> The task
Reproduce the lines below word for word, from the line with "star-box-icon [628,246,642,260]" up to and including the line with "row-handle[interactable] [256,200,276,240]".

> Box coordinate listings
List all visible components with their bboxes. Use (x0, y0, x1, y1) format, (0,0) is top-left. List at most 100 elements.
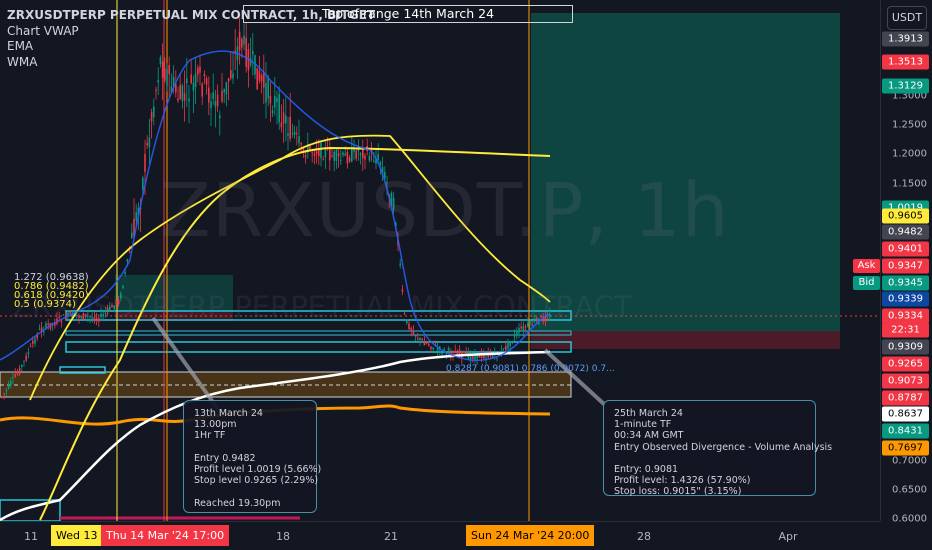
price-axis[interactable]: 1.3000 1.2500 1.2000 1.1500 0.7000 0.650… (880, 0, 932, 525)
annotation-line: Profit level 1.0019 (5.66%) (194, 464, 322, 476)
candle-body (322, 159, 324, 161)
candle-body (153, 106, 155, 118)
candle-body (511, 341, 514, 343)
candle-body (313, 153, 316, 156)
annotation-line: Entry Observed Divergence - Volume Analy… (614, 441, 833, 453)
candle-body (276, 97, 278, 103)
candle-body (223, 88, 225, 93)
candle-body (430, 346, 432, 350)
time-tick: 21 (384, 530, 398, 543)
candle-body (287, 133, 289, 137)
candle-body (32, 340, 34, 344)
candle-body (38, 329, 41, 331)
time-label-wed13: Wed 13 (51, 525, 103, 546)
price-tick: 0.7000 (892, 455, 927, 467)
candle-body (274, 96, 276, 108)
candle-body (331, 155, 333, 157)
candle-body (203, 74, 206, 76)
candle-body (201, 84, 203, 97)
top-of-range-note[interactable]: Top of range 14th March 24 (243, 5, 573, 23)
candle-body (186, 78, 188, 84)
candle-body (520, 326, 522, 329)
candle-body (320, 142, 322, 159)
candle-body (179, 84, 181, 100)
candle-body (188, 98, 190, 102)
candle-body (25, 355, 27, 361)
indicator-vwap[interactable]: Chart VWAP (7, 24, 375, 40)
indicator-ema[interactable]: EMA (7, 39, 375, 55)
fib-labels: 1.272 (0.9638) 0.786 (0.9482) 0.618 (0.9… (14, 273, 89, 310)
annotation-line: 1Hr TF (194, 430, 226, 442)
candle-body (472, 356, 474, 359)
fib-label: 0.5 (0.9374) (14, 299, 76, 310)
annotation-line: 00:34 AM GMT (614, 430, 684, 442)
annotation-left[interactable]: 13th March 24 13.00pm 1Hr TF Entry 0.948… (183, 400, 321, 513)
candle-body (177, 98, 179, 101)
candle-body (150, 112, 153, 122)
candle-body (436, 348, 439, 351)
indicator-wma[interactable]: WMA (7, 55, 375, 71)
candle-body (227, 78, 230, 82)
candle-body (454, 350, 456, 354)
candle-body (214, 101, 217, 107)
annotation-line: 25th March 24 (614, 408, 683, 419)
annotation-line: Stop level 0.9265 (2.29%) (194, 475, 319, 487)
chart-app: ZRXUSDT.P, 1h ZRXUSDTPERP PERPETUAL MIX … (0, 0, 932, 550)
fib-bottom-numbers: 0.8287 (0.9081) 0.786 (0.9072) 0.7... (446, 364, 615, 374)
annotation-right[interactable]: 25th March 24 1-minute TF 00:34 AM GMT E… (603, 400, 832, 497)
price-label: 1.3513 (882, 54, 929, 70)
candle-body (357, 149, 360, 151)
time-label-thu14: Thu 14 Mar '24 17:00 (101, 525, 230, 546)
candle-body (333, 151, 335, 161)
candle-body (408, 323, 410, 330)
annotation-line: Entry: 0.9081 (614, 464, 679, 476)
candle-body (309, 145, 311, 150)
candle-body (285, 115, 287, 124)
price-label: 0.8637 (882, 406, 929, 422)
candle-body (18, 367, 21, 375)
candle-body (335, 150, 338, 161)
candle-body (474, 355, 476, 360)
candle-body (16, 373, 19, 375)
candle-body (194, 73, 197, 88)
candle-body (23, 360, 25, 362)
candle-body (296, 133, 298, 135)
candle-body (190, 74, 192, 84)
price-tick: 0.6000 (892, 513, 927, 525)
candle-body (432, 347, 434, 350)
candle-body (421, 338, 423, 340)
candle-body (232, 73, 234, 79)
candle-body (412, 331, 415, 336)
candle-body (1, 396, 3, 398)
candle-body (505, 345, 507, 351)
price-label: 0.9073 (882, 373, 929, 389)
price-tick: 0.6500 (892, 484, 927, 496)
candle-body (131, 232, 133, 239)
candle-body (34, 338, 36, 344)
candle-body (258, 70, 261, 81)
price-chart-pane[interactable]: ZRXUSDT.P, 1h ZRXUSDTPERP PERPETUAL MIX … (0, 0, 880, 521)
candle-body (315, 151, 318, 155)
candle-body (324, 149, 327, 158)
candle-body (148, 137, 151, 147)
time-label-sun24: Sun 24 Mar '24 20:00 (466, 525, 595, 546)
candle-body (447, 347, 450, 351)
candle-body (304, 155, 307, 158)
time-tick: Apr (778, 530, 798, 543)
price-tick: 1.1500 (892, 178, 927, 190)
candle-body (128, 251, 131, 253)
candle-body (5, 389, 8, 392)
candle-body (205, 78, 208, 85)
candle-body (346, 151, 349, 164)
candle-body (212, 92, 214, 99)
currency-button[interactable]: USDT (887, 6, 927, 30)
candle-body (522, 325, 525, 332)
candle-body (311, 152, 313, 154)
candle-body (507, 341, 509, 349)
candle-body (419, 337, 421, 341)
candle-body (216, 94, 219, 107)
cyan-range-box-3 (65, 330, 572, 336)
candle-body (210, 101, 212, 109)
time-axis[interactable]: 11 18 21 28 Apr Wed 13 Thu 14 Mar '24 17… (0, 521, 880, 550)
candle-body (142, 177, 144, 190)
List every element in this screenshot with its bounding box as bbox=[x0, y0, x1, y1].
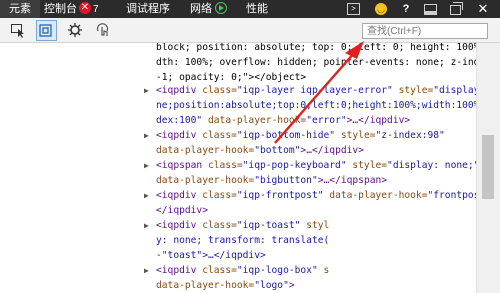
tab-console-label: 控制台 bbox=[44, 3, 77, 15]
undock-icon[interactable] bbox=[450, 2, 463, 15]
find-input[interactable] bbox=[362, 23, 488, 39]
scrollbar-thumb[interactable] bbox=[482, 135, 494, 199]
dom-line: ne;position:absolute;top:0;left:0;height… bbox=[156, 100, 477, 111]
dom-line: </iqpdiv> bbox=[156, 205, 208, 216]
tab-elements-label: 元素 bbox=[9, 3, 31, 15]
error-count: 7 bbox=[93, 4, 99, 15]
dom-line: -"toast">…</iqpdiv> bbox=[156, 250, 266, 261]
tab-elements[interactable]: 元素 bbox=[0, 0, 40, 18]
element-state-icon[interactable] bbox=[67, 22, 83, 38]
record-icon bbox=[215, 2, 227, 15]
expand-arrow-icon[interactable]: ▶ bbox=[144, 83, 152, 98]
feedback-smiley-icon[interactable]: ◡ bbox=[375, 3, 387, 15]
dom-node-toast[interactable]: <iqpdiv class="iqp-toast" styl bbox=[156, 218, 329, 233]
dom-line: data-player-hook="bigbutton">…</iqpspan> bbox=[156, 175, 388, 186]
dom-node-bottom-hide[interactable]: <iqpdiv class="iqp-bottom-hide" style="z… bbox=[156, 128, 445, 143]
tab-performance-label: 性能 bbox=[246, 3, 268, 15]
close-icon[interactable]: ✕ bbox=[476, 2, 490, 16]
expand-arrow-icon[interactable]: ▶ bbox=[144, 158, 152, 173]
dom-node-frontpost[interactable]: <iqpdiv class="iqp-frontpost" data-playe… bbox=[156, 188, 477, 203]
dom-line: dth: 100%; overflow: hidden; pointer-eve… bbox=[156, 57, 477, 68]
dom-line: block; position: absolute; top: 0; left:… bbox=[156, 43, 477, 53]
tab-performance[interactable]: 性能 bbox=[246, 0, 280, 18]
error-badge-icon: ✕ bbox=[79, 2, 91, 15]
dom-node-logo-box[interactable]: <iqpdiv class="iqp-logo-box" s bbox=[156, 263, 329, 278]
highlight-element-icon bbox=[38, 23, 54, 39]
dom-line: data-player-hook="bottom">…</iqpdiv> bbox=[156, 145, 364, 156]
select-element-icon[interactable] bbox=[10, 22, 26, 38]
tab-network[interactable]: 网络 bbox=[190, 0, 242, 18]
dom-line: data-player-hook="logo"> bbox=[156, 280, 295, 291]
expand-arrow-icon[interactable]: ▶ bbox=[144, 218, 152, 233]
expand-arrow-icon[interactable]: ▶ bbox=[144, 188, 152, 203]
dom-node-pop-keyboard[interactable]: <iqpspan class="iqp-pop-keyboard" style=… bbox=[156, 158, 477, 173]
expand-arrow-icon[interactable]: ▶ bbox=[144, 128, 152, 143]
expand-arrow-icon[interactable]: ▶ bbox=[144, 263, 152, 278]
tab-console[interactable]: 控制台 ✕ 7 bbox=[40, 0, 114, 18]
console-drawer-icon[interactable]: > bbox=[347, 3, 360, 15]
tab-network-label: 网络 bbox=[190, 3, 212, 15]
dom-node-layer-error[interactable]: <iqpdiv class="iqp-layer iqp-layer-error… bbox=[156, 83, 477, 98]
vertical-scrollbar[interactable] bbox=[476, 43, 500, 293]
tab-debugger-label: 调试程序 bbox=[126, 3, 170, 15]
tab-debugger[interactable]: 调试程序 bbox=[126, 0, 184, 18]
dock-icon[interactable] bbox=[424, 4, 437, 15]
dom-line: dex:100" data-player-hook="error">…</iqp… bbox=[156, 115, 411, 126]
devtools-tab-bar: 元素 控制台 ✕ 7 调试程序 网络 性能 > ◡ ? ✕ bbox=[0, 0, 500, 18]
touch-gesture-icon[interactable] bbox=[95, 22, 111, 38]
help-icon[interactable]: ? bbox=[399, 2, 413, 16]
dom-tree: block; position: absolute; top: 0; left:… bbox=[0, 43, 477, 293]
dom-line: y: none; transform: translate( bbox=[156, 235, 330, 246]
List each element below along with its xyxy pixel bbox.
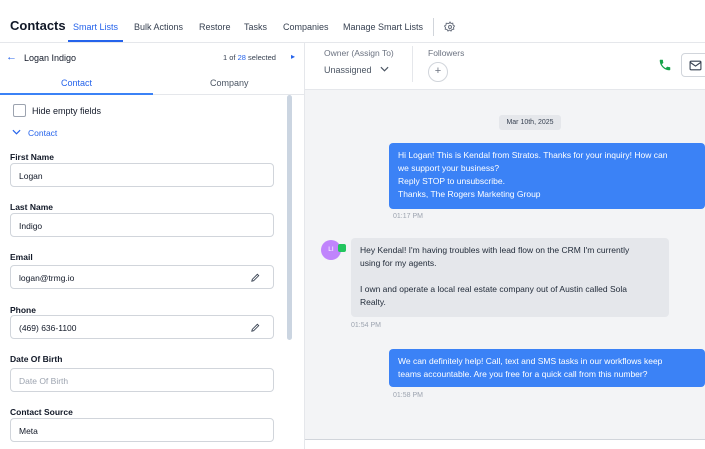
message-bubble-outbound[interactable]: Hi Logan! This is Kendal from Stratos. T…: [389, 143, 705, 209]
scrollbar[interactable]: [287, 95, 292, 340]
nav-companies[interactable]: Companies: [283, 22, 329, 32]
pager-count: 28: [237, 53, 246, 62]
nav-tasks[interactable]: Tasks: [244, 22, 267, 32]
pager: 1 of 28 selected: [223, 53, 276, 62]
field-label-contact-source: Contact Source: [10, 407, 73, 417]
chevron-down-icon[interactable]: [12, 129, 21, 135]
field-label-first-name: First Name: [10, 152, 54, 162]
message-timestamp: 01:54 PM: [351, 322, 381, 329]
contact-name: Logan Indigo: [24, 53, 77, 63]
hide-empty-checkbox[interactable]: [13, 104, 26, 117]
email-button[interactable]: [681, 53, 705, 77]
header-separator: [412, 46, 413, 82]
tab-active-underline: [0, 93, 153, 95]
message-bubble-inbound[interactable]: Hey Kendal! I'm having troubles with lea…: [351, 238, 669, 317]
nav-smart-lists[interactable]: Smart Lists: [73, 22, 118, 32]
contact-header: ← Logan Indigo 1 of 28 selected ▸: [0, 43, 305, 70]
pencil-icon[interactable]: [250, 272, 261, 283]
owner-select[interactable]: Unassigned: [324, 65, 372, 75]
message-bubble-outbound[interactable]: We can definitely help! Call, text and S…: [389, 349, 705, 387]
section-toggle-contact[interactable]: Contact: [28, 128, 57, 138]
composer-divider: [305, 439, 705, 440]
tab-company[interactable]: Company: [210, 78, 249, 88]
detail-tabs: Contact Company: [0, 70, 305, 95]
nav-manage-smart-lists[interactable]: Manage Smart Lists: [343, 22, 423, 32]
first-name-input[interactable]: Logan: [10, 163, 274, 187]
field-label-phone: Phone: [10, 305, 36, 315]
pencil-icon[interactable]: [250, 322, 261, 333]
contact-source-input[interactable]: Meta: [10, 418, 274, 442]
field-label-email: Email: [10, 252, 33, 262]
page-title: Contacts: [10, 18, 66, 33]
mail-icon: [689, 60, 702, 71]
nav-restore[interactable]: Restore: [199, 22, 231, 32]
date-of-birth-input[interactable]: Date Of Birth: [10, 368, 274, 392]
tab-contact[interactable]: Contact: [61, 78, 92, 88]
date-separator: Mar 10th, 2025: [499, 115, 561, 130]
nav-separator: [433, 18, 434, 36]
message-timestamp: 01:58 PM: [393, 392, 423, 399]
add-follower-button[interactable]: +: [428, 62, 448, 82]
last-name-input[interactable]: Indigo: [10, 213, 274, 237]
phone-icon[interactable]: [658, 58, 672, 72]
owner-label: Owner (Assign To): [324, 48, 394, 58]
gear-icon[interactable]: [444, 21, 456, 33]
back-arrow-icon[interactable]: ←: [6, 51, 17, 63]
nav-active-underline: [68, 40, 123, 42]
field-label-date-of-birth: Date Of Birth: [10, 354, 63, 364]
field-label-last-name: Last Name: [10, 202, 53, 212]
next-contact-icon[interactable]: ▸: [291, 52, 295, 61]
top-nav: Contacts Smart Lists Bulk Actions Restor…: [0, 0, 705, 43]
sms-badge-icon: [338, 244, 346, 252]
followers-label: Followers: [428, 48, 465, 58]
hide-empty-label: Hide empty fields: [32, 106, 102, 116]
chevron-down-icon[interactable]: [380, 66, 389, 72]
message-timestamp: 01:17 PM: [393, 213, 423, 220]
contact-details-panel: ← Logan Indigo 1 of 28 selected ▸ Contac…: [0, 43, 305, 449]
phone-input[interactable]: (469) 636-1100: [10, 315, 274, 339]
nav-bulk-actions[interactable]: Bulk Actions: [134, 22, 183, 32]
email-input[interactable]: logan@trmg.io: [10, 265, 274, 289]
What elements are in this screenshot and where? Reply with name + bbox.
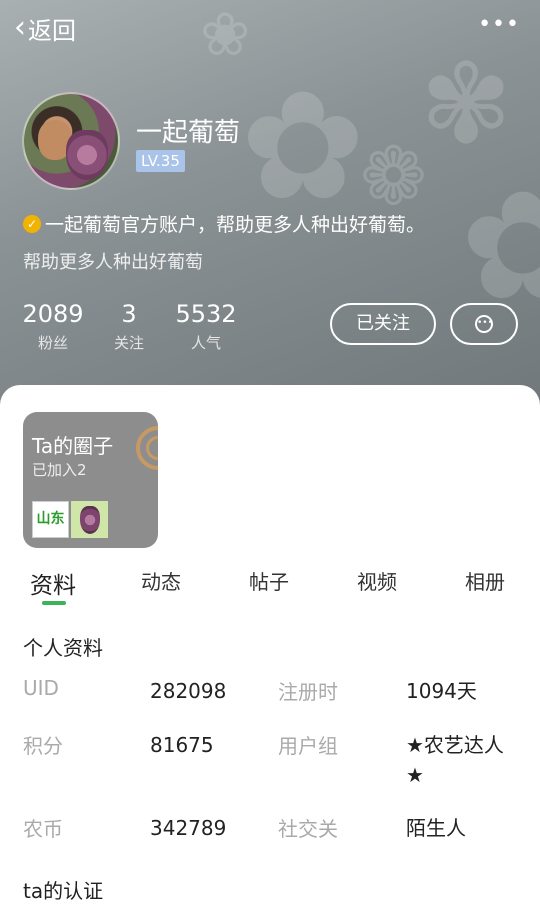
stat-value: 2089 [22,300,84,328]
active-tab-indicator [42,601,66,605]
flower-decoration: ✾ [420,40,513,168]
stat-value: 5532 [175,300,237,328]
circle-card[interactable]: Ta的圈子 已加入2 山东 [23,412,158,548]
tab-videos[interactable]: 视频 [357,566,397,595]
circle-title: Ta的圈子 [32,434,114,458]
stat-followers[interactable]: 2089 粉丝 [22,300,84,353]
info-value: 1094天 [406,679,477,703]
info-label: UID [23,676,59,700]
avatar-grape [66,130,108,180]
info-value: 81675 [150,733,214,757]
user-bio: 帮助更多人种出好葡萄 [23,252,203,273]
info-label: 社交关 [278,817,338,841]
tab-album[interactable]: 相册 [465,566,505,595]
info-label: 注册时 [278,680,338,704]
stat-label: 人气 [190,334,221,352]
back-button[interactable]: ‹ 返回 [14,10,76,46]
stat-label: 关注 [113,334,144,352]
stat-following[interactable]: 3 关注 [108,300,150,353]
info-label: 积分 [23,734,63,758]
circle-tag-grape[interactable] [71,501,108,538]
top-bar: ‹ 返回 ••• [0,0,540,56]
more-menu-icon[interactable]: ••• [478,12,520,37]
info-value: 282098 [150,679,227,703]
info-label: 用户组 [278,734,338,758]
avatar[interactable] [22,92,120,190]
profile-tabs: 资料 动态 帖子 视频 相册 [0,562,540,612]
verified-description: ✓ 一起葡萄官方账户，帮助更多人种出好葡萄。 [23,210,425,237]
grape-icon [79,505,100,534]
info-label: 农币 [23,817,63,841]
verified-text: 一起葡萄官方账户，帮助更多人种出好葡萄。 [45,214,426,236]
section-title-certification: ta的认证 [23,879,104,903]
chat-bubble-icon: ••• [475,315,493,333]
follow-button[interactable]: 已关注 [330,303,436,345]
tab-activity[interactable]: 动态 [141,566,181,595]
stat-label: 粉丝 [37,334,68,352]
tab-posts[interactable]: 帖子 [249,566,289,595]
message-button[interactable]: ••• [450,303,518,345]
info-value: 陌生人 [406,816,466,840]
info-value: ★农艺达人★ [406,733,504,787]
stat-value: 3 [121,300,137,328]
flower-decoration: ✿ [240,60,366,234]
tab-profile[interactable]: 资料 [30,566,76,600]
circle-subtitle: 已加入2 [32,461,87,479]
circle-tag-shandong[interactable]: 山东 [32,501,69,538]
back-label: 返回 [28,16,76,45]
chevron-left-icon: ‹ [14,10,26,45]
info-value: 342789 [150,816,227,840]
verified-check-icon: ✓ [23,214,41,233]
section-title-profile: 个人资料 [23,636,103,660]
username: 一起葡萄 [136,118,241,148]
level-badge: LV.35 [136,150,185,172]
stat-popularity: 5532 人气 [174,300,238,353]
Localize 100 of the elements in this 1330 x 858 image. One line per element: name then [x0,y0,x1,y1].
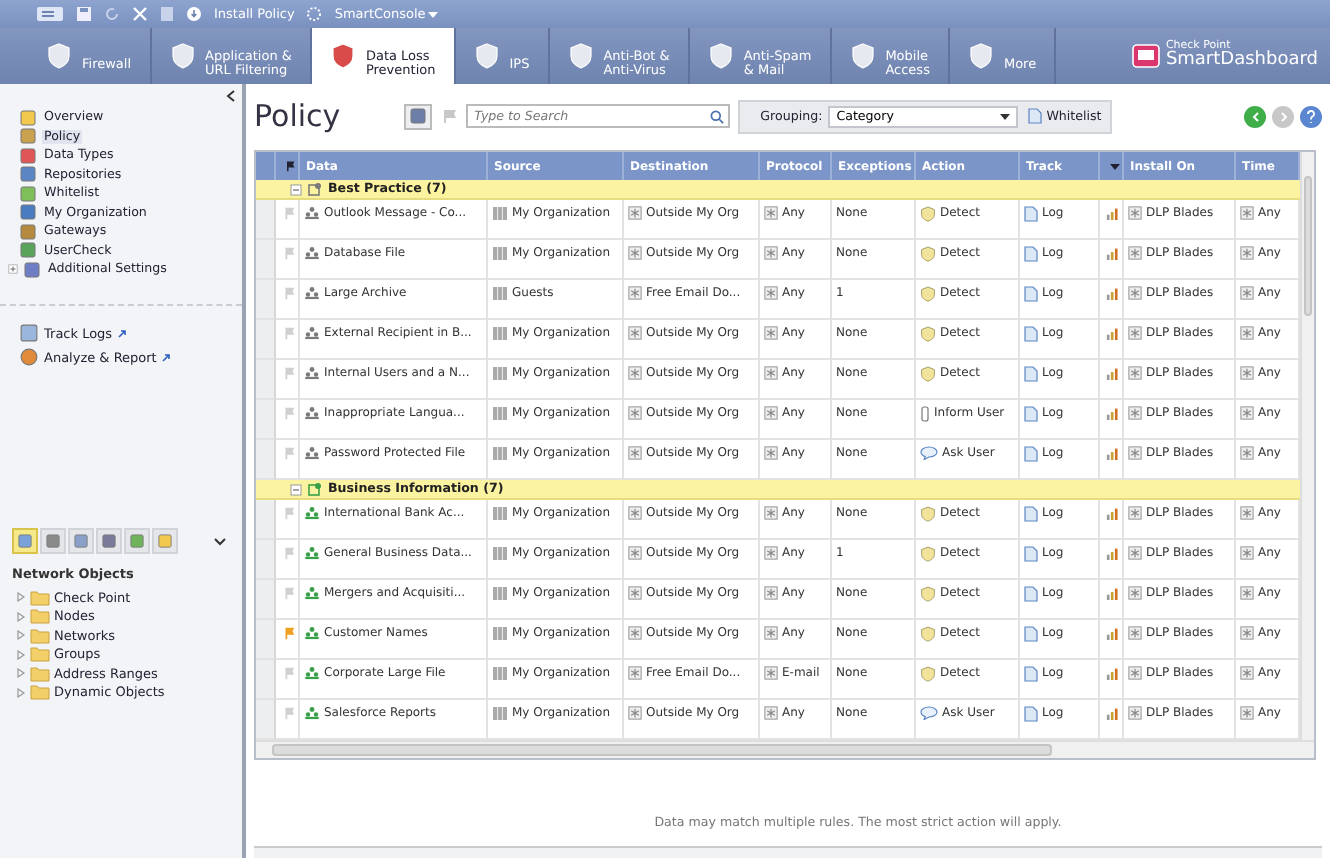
star-box-icon [628,246,642,260]
building-icon [492,326,508,340]
view-button[interactable] [404,103,433,129]
flag-icon[interactable] [281,586,295,600]
severity-icon [1105,286,1119,300]
collapse-icon[interactable] [226,90,236,102]
shield-icon [849,42,876,70]
star-box-icon [1240,326,1254,340]
expander-icon[interactable] [16,687,26,698]
chevron-down-icon[interactable] [214,537,226,545]
flag-icon [284,160,296,172]
save-icon[interactable] [76,6,92,22]
row-handle[interactable] [256,620,276,660]
flag-icon[interactable] [281,626,295,640]
flag-icon[interactable] [281,546,295,560]
star-box-icon [628,706,642,720]
expander-icon[interactable] [16,668,26,679]
chevron-right-icon [1279,111,1287,121]
severity-icon [1105,706,1119,720]
flag-icon[interactable] [281,666,295,680]
flag-icon[interactable] [281,506,295,520]
star-box-icon [628,666,642,680]
shield-icon [920,246,936,262]
row-handle[interactable] [256,400,276,440]
expander-icon[interactable] [16,649,26,660]
logo-icon [1131,44,1160,68]
flag-icon[interactable] [281,406,295,420]
expander-icon[interactable] [16,592,26,603]
object-tool-button[interactable] [40,528,66,554]
search-icon [710,110,725,124]
star-box-icon [764,546,778,560]
caret-icon[interactable] [427,11,438,17]
star-box-icon [1128,446,1142,460]
star-box-icon [764,666,778,680]
speech-bubble-icon [920,706,938,720]
shield-icon [567,42,594,70]
object-tool-button[interactable] [12,528,38,554]
severity-icon [1105,626,1119,640]
question-icon [1306,109,1316,123]
menu-icon[interactable] [36,6,64,22]
horizontal-scrollbar[interactable] [256,740,1314,758]
row-handle[interactable] [256,580,276,620]
people-icon [304,446,320,460]
row-handle[interactable] [256,440,276,480]
row-handle[interactable] [256,500,276,540]
refresh-icon[interactable] [104,6,120,22]
help-button[interactable] [1300,105,1322,127]
shield-icon [920,546,936,562]
severity-icon [1105,246,1119,260]
row-handle[interactable] [256,200,276,240]
row-handle[interactable] [256,700,276,740]
building-icon [492,206,508,220]
vertical-scrollbar[interactable] [1300,152,1314,740]
star-box-icon [1128,206,1142,220]
people-icon [304,246,320,260]
star-box-icon [628,446,642,460]
star-box-icon [1240,506,1254,520]
row-handle[interactable] [256,660,276,700]
sort-icon[interactable] [1109,163,1119,169]
forward-button[interactable] [1272,105,1294,127]
back-button[interactable] [1244,105,1266,127]
row-handle[interactable] [256,360,276,400]
expand-icon[interactable] [8,264,18,275]
object-tool-button[interactable] [68,528,94,554]
star-box-icon [628,326,642,340]
star-box-icon [764,706,778,720]
star-box-icon [764,206,778,220]
star-box-icon [1128,406,1142,420]
flag-icon[interactable] [281,246,295,260]
shield-icon [920,666,936,682]
flag-icon[interactable] [281,366,295,380]
severity-icon [1105,506,1119,520]
flag-icon[interactable] [281,206,295,220]
install-icon [186,6,202,22]
object-tool-button[interactable] [152,528,178,554]
flag-icon[interactable] [281,326,295,340]
object-tool-button[interactable] [124,528,150,554]
product-name: SmartDashboard [1165,52,1318,71]
row-handle[interactable] [256,280,276,320]
row-handle[interactable] [256,540,276,580]
star-box-icon [764,406,778,420]
flag-icon[interactable] [281,446,295,460]
flag-icon[interactable] [281,286,295,300]
shield-icon [169,42,196,70]
expander-icon[interactable] [16,630,26,641]
star-box-icon [764,446,778,460]
shield-icon [920,206,936,222]
object-tool-button[interactable] [96,528,122,554]
severity-icon [1105,446,1119,460]
people-icon [304,366,320,380]
flag-icon[interactable] [440,108,459,124]
expander-icon[interactable] [16,611,26,622]
people-icon [304,206,320,220]
flag-icon[interactable] [281,706,295,720]
row-handle[interactable] [256,320,276,360]
shield-icon [967,42,994,70]
building-icon [492,706,508,720]
star-box-icon [764,286,778,300]
people-icon [304,586,320,600]
row-handle[interactable] [256,240,276,280]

> Reply to the task
star-box-icon [628,246,642,260]
building-icon [492,326,508,340]
view-button[interactable] [404,103,433,129]
flag-icon[interactable] [281,586,295,600]
severity-icon [1105,286,1119,300]
collapse-icon[interactable] [226,90,236,102]
shield-icon [849,42,876,70]
star-box-icon [1240,326,1254,340]
expander-icon[interactable] [16,687,26,698]
chevron-down-icon[interactable] [214,537,226,545]
flag-icon [284,160,296,172]
save-icon[interactable] [76,6,92,22]
row-handle[interactable] [256,620,276,660]
flag-icon[interactable] [281,626,295,640]
flag-icon[interactable] [281,546,295,560]
star-box-icon [628,706,642,720]
expander-icon[interactable] [16,668,26,679]
chevron-right-icon [1279,111,1287,121]
severity-icon [1105,706,1119,720]
flag-icon[interactable] [281,666,295,680]
flag-icon[interactable] [281,506,295,520]
star-box-icon [628,666,642,680]
shield-icon [920,246,936,262]
row-handle[interactable] [256,400,276,440]
expander-icon[interactable] [16,649,26,660]
logo-icon [1131,44,1160,68]
flag-icon[interactable] [281,406,295,420]
expander-icon[interactable] [16,592,26,603]
object-tool-button[interactable] [40,528,66,554]
search-icon [710,110,725,124]
star-box-icon [764,546,778,560]
caret-icon[interactable] [427,11,438,17]
star-box-icon [1128,446,1142,460]
star-box-icon [764,666,778,680]
speech-bubble-icon [920,706,938,720]
shield-icon [567,42,594,70]
object-tool-button[interactable] [12,528,38,554]
severity-icon [1105,626,1119,640]
question-icon [1306,109,1316,123]
menu-icon[interactable] [36,6,64,22]
horizontal-scrollbar[interactable] [256,740,1314,758]
row-handle[interactable] [256,580,276,620]
people-icon [304,446,320,460]
row-handle[interactable] [256,440,276,480]
row-handle[interactable] [256,500,276,540]
refresh-icon[interactable] [104,6,120,22]
help-button[interactable] [1300,105,1322,127]
shield-icon [920,546,936,562]
severity-icon [1105,246,1119,260]
row-handle[interactable] [256,200,276,240]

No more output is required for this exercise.